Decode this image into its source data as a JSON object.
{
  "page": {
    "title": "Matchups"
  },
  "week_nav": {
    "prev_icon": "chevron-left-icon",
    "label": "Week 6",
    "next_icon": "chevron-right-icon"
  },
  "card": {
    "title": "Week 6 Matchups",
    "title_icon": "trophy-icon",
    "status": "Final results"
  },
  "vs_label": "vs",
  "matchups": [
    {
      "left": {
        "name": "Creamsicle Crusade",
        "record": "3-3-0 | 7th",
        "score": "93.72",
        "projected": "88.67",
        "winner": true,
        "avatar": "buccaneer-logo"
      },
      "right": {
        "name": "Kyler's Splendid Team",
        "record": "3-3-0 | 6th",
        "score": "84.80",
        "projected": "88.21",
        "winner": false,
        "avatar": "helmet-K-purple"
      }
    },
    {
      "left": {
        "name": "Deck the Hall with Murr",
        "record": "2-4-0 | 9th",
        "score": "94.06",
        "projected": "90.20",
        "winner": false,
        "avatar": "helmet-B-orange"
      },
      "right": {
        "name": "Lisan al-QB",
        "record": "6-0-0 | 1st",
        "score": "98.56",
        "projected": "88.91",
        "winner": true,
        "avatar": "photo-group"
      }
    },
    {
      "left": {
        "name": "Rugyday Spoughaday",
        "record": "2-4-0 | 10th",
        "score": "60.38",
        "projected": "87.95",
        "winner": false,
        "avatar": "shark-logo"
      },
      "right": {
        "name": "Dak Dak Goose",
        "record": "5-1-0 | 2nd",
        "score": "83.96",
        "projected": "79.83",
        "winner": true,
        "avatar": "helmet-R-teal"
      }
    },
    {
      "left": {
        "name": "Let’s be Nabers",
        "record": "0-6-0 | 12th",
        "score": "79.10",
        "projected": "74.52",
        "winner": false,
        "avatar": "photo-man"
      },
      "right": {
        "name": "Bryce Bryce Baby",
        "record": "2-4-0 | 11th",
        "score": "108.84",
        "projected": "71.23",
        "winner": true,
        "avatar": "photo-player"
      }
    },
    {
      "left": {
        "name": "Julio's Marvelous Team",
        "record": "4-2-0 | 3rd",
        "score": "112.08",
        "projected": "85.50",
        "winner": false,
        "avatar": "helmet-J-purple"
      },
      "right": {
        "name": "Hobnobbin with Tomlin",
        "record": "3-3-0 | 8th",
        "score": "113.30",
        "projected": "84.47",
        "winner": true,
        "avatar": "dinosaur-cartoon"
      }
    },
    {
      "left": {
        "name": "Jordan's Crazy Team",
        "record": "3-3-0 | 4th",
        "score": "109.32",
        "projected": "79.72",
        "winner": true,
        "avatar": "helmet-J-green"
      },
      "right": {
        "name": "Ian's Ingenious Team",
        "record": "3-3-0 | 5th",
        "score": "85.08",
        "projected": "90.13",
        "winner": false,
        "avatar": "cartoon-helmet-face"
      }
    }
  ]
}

.....

◆ What is expected
Copy out each line exactly.

◆ Reply to the exercise
Decode this image into its source data as a JSON object.
{
  "page": {
    "title": "Matchups"
  },
  "week_nav": {
    "prev_icon": "chevron-left-icon",
    "label": "Week 6",
    "next_icon": "chevron-right-icon"
  },
  "card": {
    "title": "Week 6 Matchups",
    "title_icon": "trophy-icon",
    "status": "Final results"
  },
  "vs_label": "vs",
  "matchups": [
    {
      "left": {
        "name": "Creamsicle Crusade",
        "record": "3-3-0 | 7th",
        "score": "93.72",
        "projected": "88.67",
        "winner": true,
        "avatar": "buccaneer-logo"
      },
      "right": {
        "name": "Kyler's Splendid Team",
        "record": "3-3-0 | 6th",
        "score": "84.80",
        "projected": "88.21",
        "winner": false,
        "avatar": "helmet-K-purple"
      }
    },
    {
      "left": {
        "name": "Deck the Hall with Murr",
        "record": "2-4-0 | 9th",
        "score": "94.06",
        "projected": "90.20",
        "winner": false,
        "avatar": "helmet-B-orange"
      },
      "right": {
        "name": "Lisan al-QB",
        "record": "6-0-0 | 1st",
        "score": "98.56",
        "projected": "88.91",
        "winner": true,
        "avatar": "photo-group"
      }
    },
    {
      "left": {
        "name": "Rugyday Spoughaday",
        "record": "2-4-0 | 10th",
        "score": "60.38",
        "projected": "87.95",
        "winner": false,
        "avatar": "shark-logo"
      },
      "right": {
        "name": "Dak Dak Goose",
        "record": "5-1-0 | 2nd",
        "score": "83.96",
        "projected": "79.83",
        "winner": true,
        "avatar": "helmet-R-teal"
      }
    },
    {
      "left": {
        "name": "Let’s be Nabers",
        "record": "0-6-0 | 12th",
        "score": "79.10",
        "projected": "74.52",
        "winner": false,
        "avatar": "photo-man"
      },
      "right": {
        "name": "Bryce Bryce Baby",
        "record": "2-4-0 | 11th",
        "score": "108.84",
        "projected": "71.23",
        "winner": true,
        "avatar": "photo-player"
      }
    },
    {
      "left": {
        "name": "Julio's Marvelous Team",
        "record": "4-2-0 | 3rd",
        "score": "112.08",
        "projected": "85.50",
        "winner": false,
        "avatar": "helmet-J-purple"
      },
      "right": {
        "name": "Hobnobbin with Tomlin",
        "record": "3-3-0 | 8th",
        "score": "113.30",
        "projected": "84.47",
        "winner": true,
        "avatar": "dinosaur-cartoon"
      }
    },
    {
      "left": {
        "name": "Jordan's Crazy Team",
        "record": "3-3-0 | 4th",
        "score": "109.32",
        "projected": "79.72",
        "winner": true,
        "avatar": "helmet-J-green"
      },
      "right": {
        "name": "Ian's Ingenious Team",
        "record": "3-3-0 | 5th",
        "score": "85.08",
        "projected": "90.13",
        "winner": false,
        "avatar": "cartoon-helmet-face"
      }
    }
  ]
}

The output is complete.